» **Prompt**
Skip the pictures and repeat each line of the data exactly.

**** Entries ****

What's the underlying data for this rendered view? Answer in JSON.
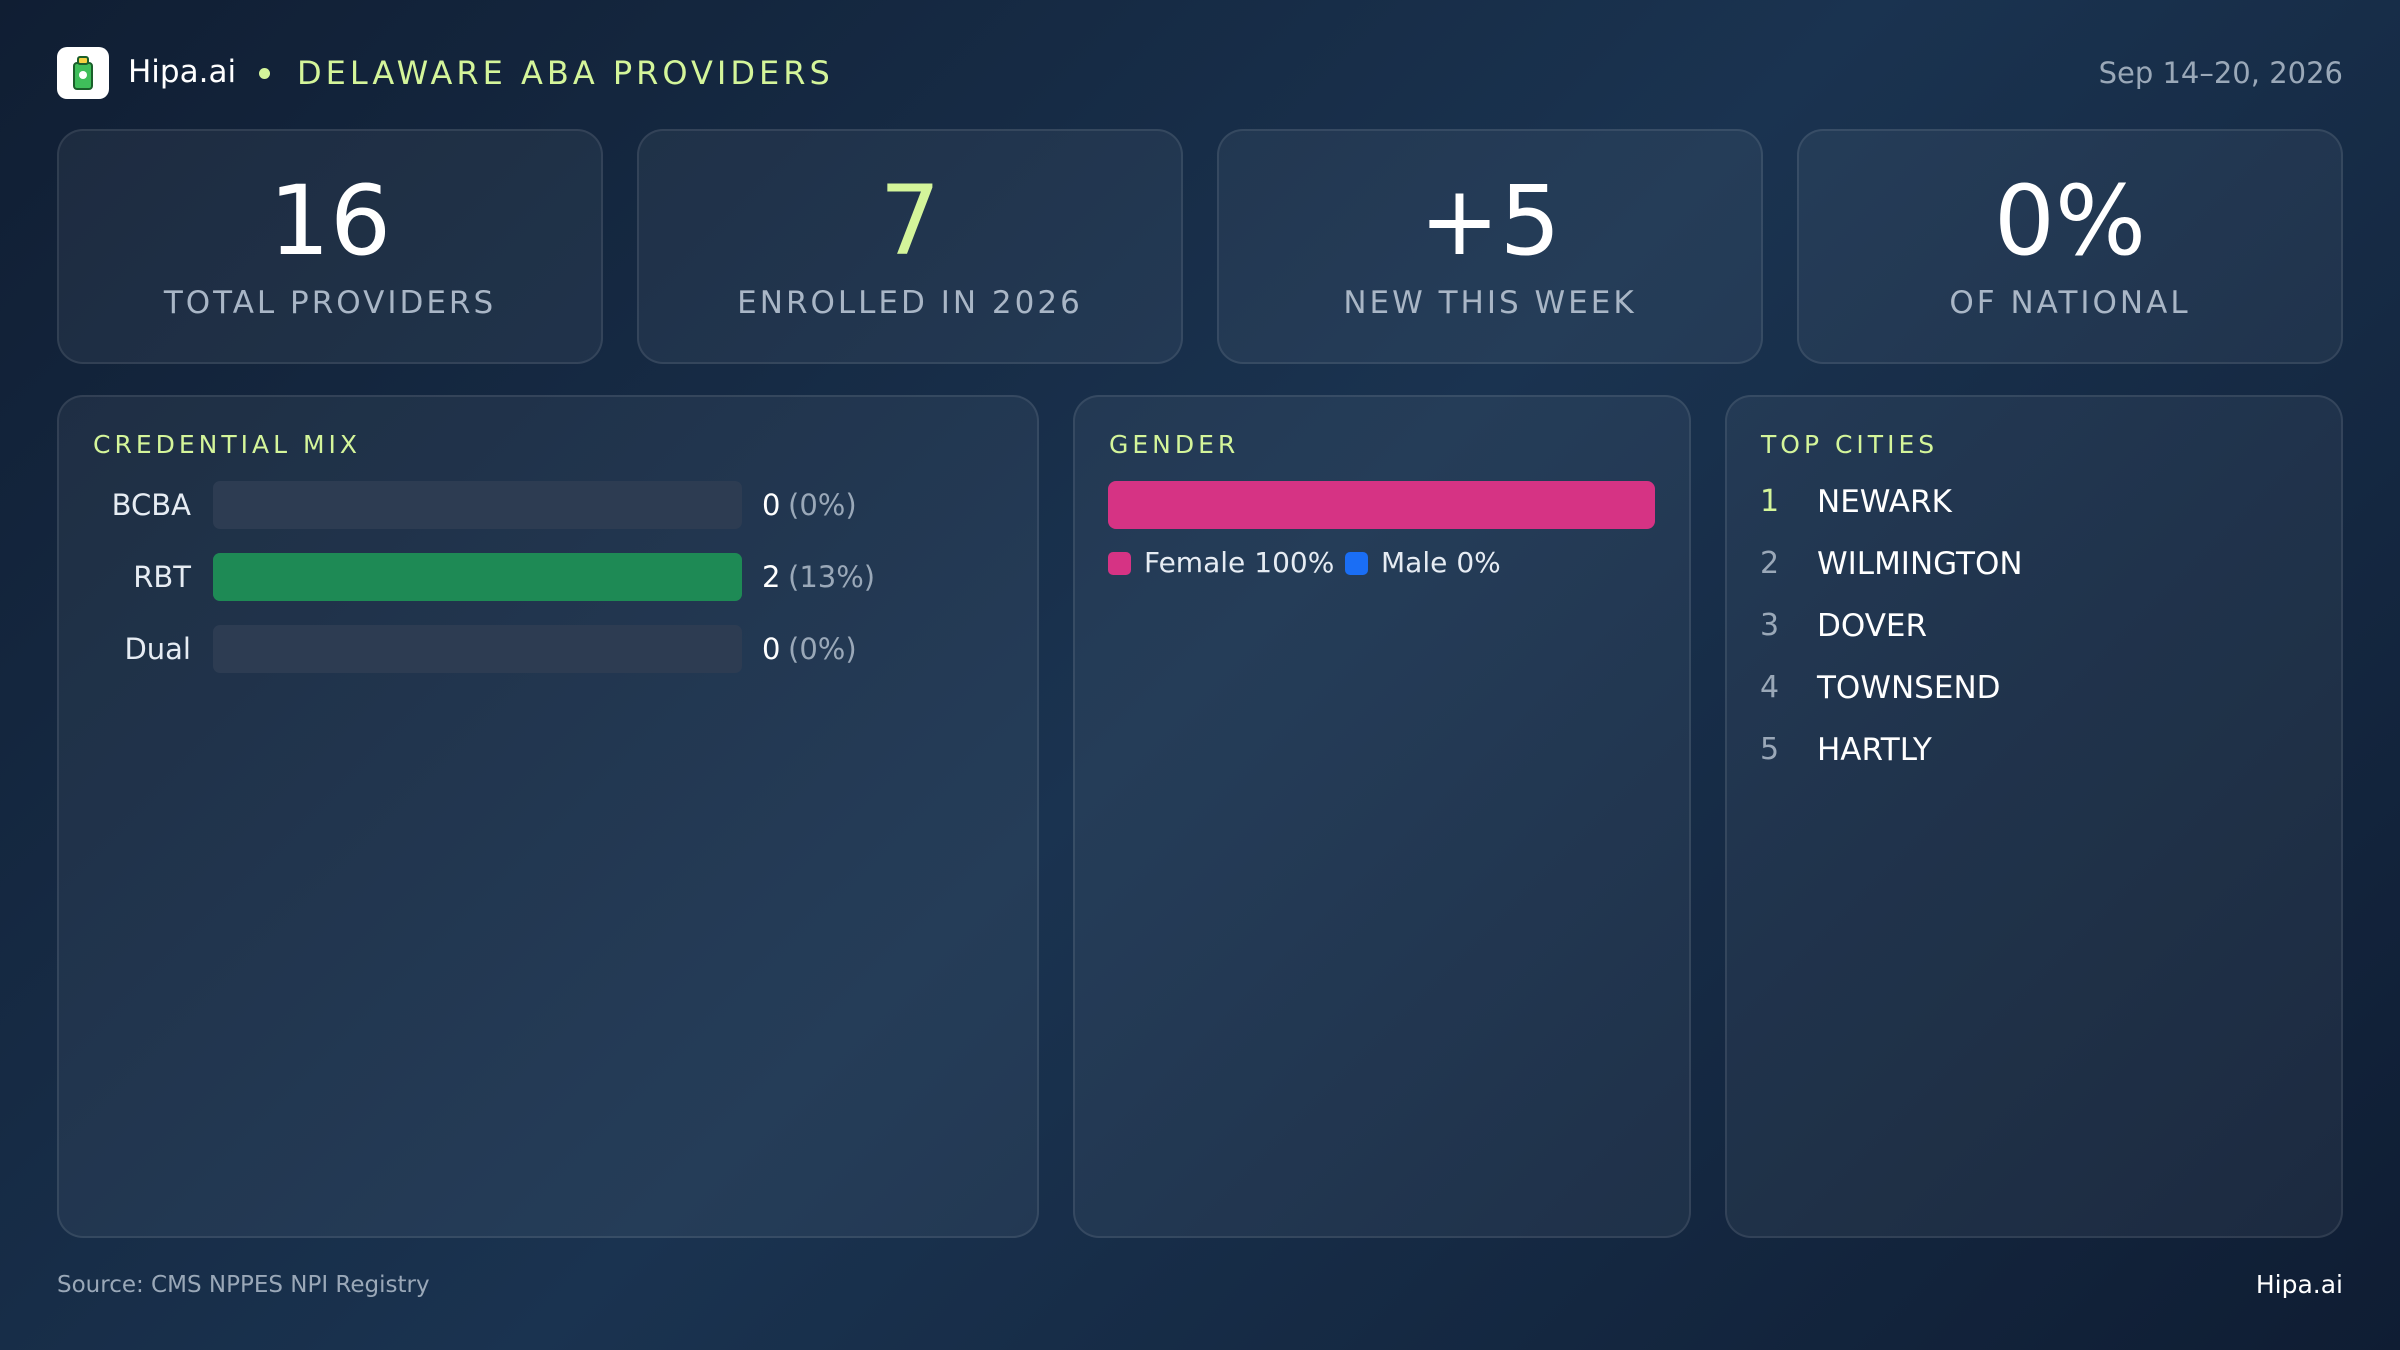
{
  "header": {
    "brand": "Hipa.ai",
    "title": "DELAWARE ABA PROVIDERS",
    "date": "Sep 14–20, 2026"
  },
  "kpis": [
    {
      "value": "16",
      "label": "TOTAL PROVIDERS",
      "color": "#ffffff"
    },
    {
      "value": "7",
      "label": "ENROLLED IN 2026",
      "color": "#d4f59a"
    },
    {
      "value": "+5",
      "label": "NEW THIS WEEK",
      "color": "#ffffff"
    },
    {
      "value": "0%",
      "label": "OF NATIONAL",
      "color": "#ffffff"
    }
  ],
  "credential_mix": {
    "title": "CREDENTIAL MIX",
    "color": "#1e8a55",
    "rows": [
      {
        "label": "BCBA",
        "count": 0,
        "share_label": "(0%)"
      },
      {
        "label": "RBT",
        "count": 2,
        "share_label": "(13%)"
      },
      {
        "label": "Dual",
        "count": 0,
        "share_label": "(0%)"
      }
    ]
  },
  "gender": {
    "title": "GENDER",
    "segments": [
      {
        "name": "Female",
        "value": 100,
        "value_label": "100%",
        "color": "#d63384"
      },
      {
        "name": "Male",
        "value": 0,
        "value_label": "0%",
        "color": "#1a6ef5"
      }
    ]
  },
  "top_cities": {
    "title": "TOP CITIES",
    "items": [
      {
        "rank": 1,
        "name": "NEWARK"
      },
      {
        "rank": 2,
        "name": "WILMINGTON"
      },
      {
        "rank": 3,
        "name": "DOVER"
      },
      {
        "rank": 4,
        "name": "TOWNSEND"
      },
      {
        "rank": 5,
        "name": "HARTLY"
      }
    ]
  },
  "footer": {
    "source": "Source: CMS NPPES NPI Registry",
    "brand": "Hipa.ai"
  }
}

****

» **Answer for the task**
What's the underlying data for this rendered view? Answer in JSON.
{
  "header": {
    "brand": "Hipa.ai",
    "title": "DELAWARE ABA PROVIDERS",
    "date": "Sep 14–20, 2026"
  },
  "kpis": [
    {
      "value": "16",
      "label": "TOTAL PROVIDERS",
      "color": "#ffffff"
    },
    {
      "value": "7",
      "label": "ENROLLED IN 2026",
      "color": "#d4f59a"
    },
    {
      "value": "+5",
      "label": "NEW THIS WEEK",
      "color": "#ffffff"
    },
    {
      "value": "0%",
      "label": "OF NATIONAL",
      "color": "#ffffff"
    }
  ],
  "credential_mix": {
    "title": "CREDENTIAL MIX",
    "color": "#1e8a55",
    "rows": [
      {
        "label": "BCBA",
        "count": 0,
        "share_label": "(0%)"
      },
      {
        "label": "RBT",
        "count": 2,
        "share_label": "(13%)"
      },
      {
        "label": "Dual",
        "count": 0,
        "share_label": "(0%)"
      }
    ]
  },
  "gender": {
    "title": "GENDER",
    "segments": [
      {
        "name": "Female",
        "value": 100,
        "value_label": "100%",
        "color": "#d63384"
      },
      {
        "name": "Male",
        "value": 0,
        "value_label": "0%",
        "color": "#1a6ef5"
      }
    ]
  },
  "top_cities": {
    "title": "TOP CITIES",
    "items": [
      {
        "rank": 1,
        "name": "NEWARK"
      },
      {
        "rank": 2,
        "name": "WILMINGTON"
      },
      {
        "rank": 3,
        "name": "DOVER"
      },
      {
        "rank": 4,
        "name": "TOWNSEND"
      },
      {
        "rank": 5,
        "name": "HARTLY"
      }
    ]
  },
  "footer": {
    "source": "Source: CMS NPPES NPI Registry",
    "brand": "Hipa.ai"
  }
}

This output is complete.